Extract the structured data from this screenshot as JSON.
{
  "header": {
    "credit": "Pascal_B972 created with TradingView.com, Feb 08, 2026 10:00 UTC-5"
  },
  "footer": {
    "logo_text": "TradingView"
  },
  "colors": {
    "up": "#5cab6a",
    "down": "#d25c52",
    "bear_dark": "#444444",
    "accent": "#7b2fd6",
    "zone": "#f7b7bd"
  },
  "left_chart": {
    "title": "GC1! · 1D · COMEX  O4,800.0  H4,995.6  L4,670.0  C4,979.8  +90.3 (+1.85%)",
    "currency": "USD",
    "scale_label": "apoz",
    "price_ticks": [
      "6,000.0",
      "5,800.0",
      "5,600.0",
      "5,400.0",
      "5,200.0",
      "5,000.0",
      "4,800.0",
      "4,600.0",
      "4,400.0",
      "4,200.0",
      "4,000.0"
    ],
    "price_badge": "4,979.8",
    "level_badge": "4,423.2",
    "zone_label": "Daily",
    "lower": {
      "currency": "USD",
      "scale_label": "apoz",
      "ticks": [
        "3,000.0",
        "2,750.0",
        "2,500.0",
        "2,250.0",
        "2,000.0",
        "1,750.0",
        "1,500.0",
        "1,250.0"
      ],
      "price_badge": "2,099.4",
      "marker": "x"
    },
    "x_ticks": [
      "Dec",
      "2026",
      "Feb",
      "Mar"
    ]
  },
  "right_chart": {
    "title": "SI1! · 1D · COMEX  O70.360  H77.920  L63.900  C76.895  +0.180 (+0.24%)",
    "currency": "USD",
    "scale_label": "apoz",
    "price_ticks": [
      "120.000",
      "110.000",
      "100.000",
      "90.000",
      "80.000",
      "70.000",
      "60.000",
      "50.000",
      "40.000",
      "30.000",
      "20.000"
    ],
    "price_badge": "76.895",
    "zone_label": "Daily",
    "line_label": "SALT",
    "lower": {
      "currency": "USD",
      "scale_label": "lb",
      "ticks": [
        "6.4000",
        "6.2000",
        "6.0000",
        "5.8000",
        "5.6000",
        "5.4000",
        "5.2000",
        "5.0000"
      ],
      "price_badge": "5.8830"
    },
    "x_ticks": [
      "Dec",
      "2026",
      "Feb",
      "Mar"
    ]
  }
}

• [Exercise goal]
Find the word "title" in the data and copy out each line where it turns up.

• [Final result]
    "title": "GC1! · 1D · COMEX  O4,800.0  H4,995.6  L4,670.0  C4,979.8  +90.3 (+1.85%)",
    "title": "SI1! · 1D · COMEX  O70.360  H77.920  L63.900  C76.895  +0.180 (+0.24%)",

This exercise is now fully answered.